## START Listed records
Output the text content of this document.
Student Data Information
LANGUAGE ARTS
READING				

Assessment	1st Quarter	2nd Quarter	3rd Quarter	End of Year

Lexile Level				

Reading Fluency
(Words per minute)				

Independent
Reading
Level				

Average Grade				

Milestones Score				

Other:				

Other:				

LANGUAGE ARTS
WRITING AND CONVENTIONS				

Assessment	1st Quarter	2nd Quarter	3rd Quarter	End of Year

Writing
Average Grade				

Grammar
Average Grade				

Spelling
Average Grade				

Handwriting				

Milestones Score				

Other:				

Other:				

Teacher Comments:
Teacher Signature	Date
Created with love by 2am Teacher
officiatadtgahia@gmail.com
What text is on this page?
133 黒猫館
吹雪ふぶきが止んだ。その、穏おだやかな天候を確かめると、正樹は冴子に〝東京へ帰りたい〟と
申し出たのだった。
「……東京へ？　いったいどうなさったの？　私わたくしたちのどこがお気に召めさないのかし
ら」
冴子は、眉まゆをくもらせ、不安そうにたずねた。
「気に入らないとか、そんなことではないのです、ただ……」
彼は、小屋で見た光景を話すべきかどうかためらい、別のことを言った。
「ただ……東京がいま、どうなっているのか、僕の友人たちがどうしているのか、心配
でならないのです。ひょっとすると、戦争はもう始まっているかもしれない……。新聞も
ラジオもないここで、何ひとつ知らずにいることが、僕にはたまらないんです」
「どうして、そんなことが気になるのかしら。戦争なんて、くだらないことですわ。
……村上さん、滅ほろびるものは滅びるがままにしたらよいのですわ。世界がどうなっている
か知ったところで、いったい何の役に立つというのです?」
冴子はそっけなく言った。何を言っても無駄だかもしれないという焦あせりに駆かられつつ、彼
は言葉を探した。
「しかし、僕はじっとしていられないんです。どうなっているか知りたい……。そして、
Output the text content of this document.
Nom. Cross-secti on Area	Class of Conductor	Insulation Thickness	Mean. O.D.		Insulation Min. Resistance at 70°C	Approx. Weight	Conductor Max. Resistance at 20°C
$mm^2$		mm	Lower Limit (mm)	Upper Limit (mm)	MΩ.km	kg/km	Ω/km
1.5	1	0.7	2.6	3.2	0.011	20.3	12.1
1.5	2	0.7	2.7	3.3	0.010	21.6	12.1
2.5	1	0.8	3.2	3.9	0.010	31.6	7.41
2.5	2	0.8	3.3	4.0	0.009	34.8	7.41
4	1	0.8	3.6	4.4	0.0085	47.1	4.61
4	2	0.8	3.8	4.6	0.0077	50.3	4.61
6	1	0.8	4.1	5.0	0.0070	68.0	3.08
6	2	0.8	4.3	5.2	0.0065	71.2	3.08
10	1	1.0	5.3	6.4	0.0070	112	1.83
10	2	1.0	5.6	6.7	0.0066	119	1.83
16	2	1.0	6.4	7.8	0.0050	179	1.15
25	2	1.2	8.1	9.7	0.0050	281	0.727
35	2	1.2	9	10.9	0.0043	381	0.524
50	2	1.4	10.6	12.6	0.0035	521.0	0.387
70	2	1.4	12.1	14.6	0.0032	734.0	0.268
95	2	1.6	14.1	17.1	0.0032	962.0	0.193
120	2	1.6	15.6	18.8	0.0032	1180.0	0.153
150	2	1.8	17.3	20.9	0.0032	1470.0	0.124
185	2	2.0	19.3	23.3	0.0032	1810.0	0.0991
## END Listed records
__What to work on__:
Write out the full listing exactly as given.

__Result for this task__:
Output the text content of this document.
Student Data Information
LANGUAGE ARTS
READING				

Assessment	1st Quarter	2nd Quarter	3rd Quarter	End of Year

Lexile Level				

Reading Fluency
(Words per minute)				

Independent
Reading
Level				

Average Grade				

Milestones Score				

Other:				

Other:				

LANGUAGE ARTS
WRITING AND CONVENTIONS				

Assessment	1st Quarter	2nd Quarter	3rd Quarter	End of Year

Writing
Average Grade				

Grammar
Average Grade				

Spelling
Average Grade				

Handwriting				

Milestones Score				

Other:				

Other:				

Teacher Comments:
Teacher Signature	Date
Created with love by 2am Teacher
officiatadtgahia@gmail.com
What text is on this page?
133 黒猫館
吹雪ふぶきが止んだ。その、穏おだやかな天候を確かめると、正樹は冴子に〝東京へ帰りたい〟と
申し出たのだった。
「……東京へ？　いったいどうなさったの？　私わたくしたちのどこがお気に召めさないのかし
ら」
冴子は、眉まゆをくもらせ、不安そうにたずねた。
「気に入らないとか、そんなことではないのです、ただ……」
彼は、小屋で見た光景を話すべきかどうかためらい、別のことを言った。
「ただ……東京がいま、どうなっているのか、僕の友人たちがどうしているのか、心配
でならないのです。ひょっとすると、戦争はもう始まっているかもしれない……。新聞も
ラジオもないここで、何ひとつ知らずにいることが、僕にはたまらないんです」
「どうして、そんなことが気になるのかしら。戦争なんて、くだらないことですわ。
……村上さん、滅ほろびるものは滅びるがままにしたらよいのですわ。世界がどうなっている
か知ったところで、いったい何の役に立つというのです?」
冴子はそっけなく言った。何を言っても無駄だかもしれないという焦あせりに駆かられつつ、彼
は言葉を探した。
「しかし、僕はじっとしていられないんです。どうなっているか知りたい……。そして、
Output the text content of this document.
Nom. Cross-secti on Area	Class of Conductor	Insulation Thickness	Mean. O.D.		Insulation Min. Resistance at 70°C	Approx. Weight	Conductor Max. Resistance at 20°C
$mm^2$		mm	Lower Limit (mm)	Upper Limit (mm)	MΩ.km	kg/km	Ω/km
1.5	1	0.7	2.6	3.2	0.011	20.3	12.1
1.5	2	0.7	2.7	3.3	0.010	21.6	12.1
2.5	1	0.8	3.2	3.9	0.010	31.6	7.41
2.5	2	0.8	3.3	4.0	0.009	34.8	7.41
4	1	0.8	3.6	4.4	0.0085	47.1	4.61
4	2	0.8	3.8	4.6	0.0077	50.3	4.61
6	1	0.8	4.1	5.0	0.0070	68.0	3.08
6	2	0.8	4.3	5.2	0.0065	71.2	3.08
10	1	1.0	5.3	6.4	0.0070	112	1.83
10	2	1.0	5.6	6.7	0.0066	119	1.83
16	2	1.0	6.4	7.8	0.0050	179	1.15
25	2	1.2	8.1	9.7	0.0050	281	0.727
35	2	1.2	9	10.9	0.0043	381	0.524
50	2	1.4	10.6	12.6	0.0035	521.0	0.387
70	2	1.4	12.1	14.6	0.0032	734.0	0.268
95	2	1.6	14.1	17.1	0.0032	962.0	0.193
120	2	1.6	15.6	18.8	0.0032	1180.0	0.153
150	2	1.8	17.3	20.9	0.0032	1470.0	0.124
185	2	2.0	19.3	23.3	0.0032	1810.0	0.0991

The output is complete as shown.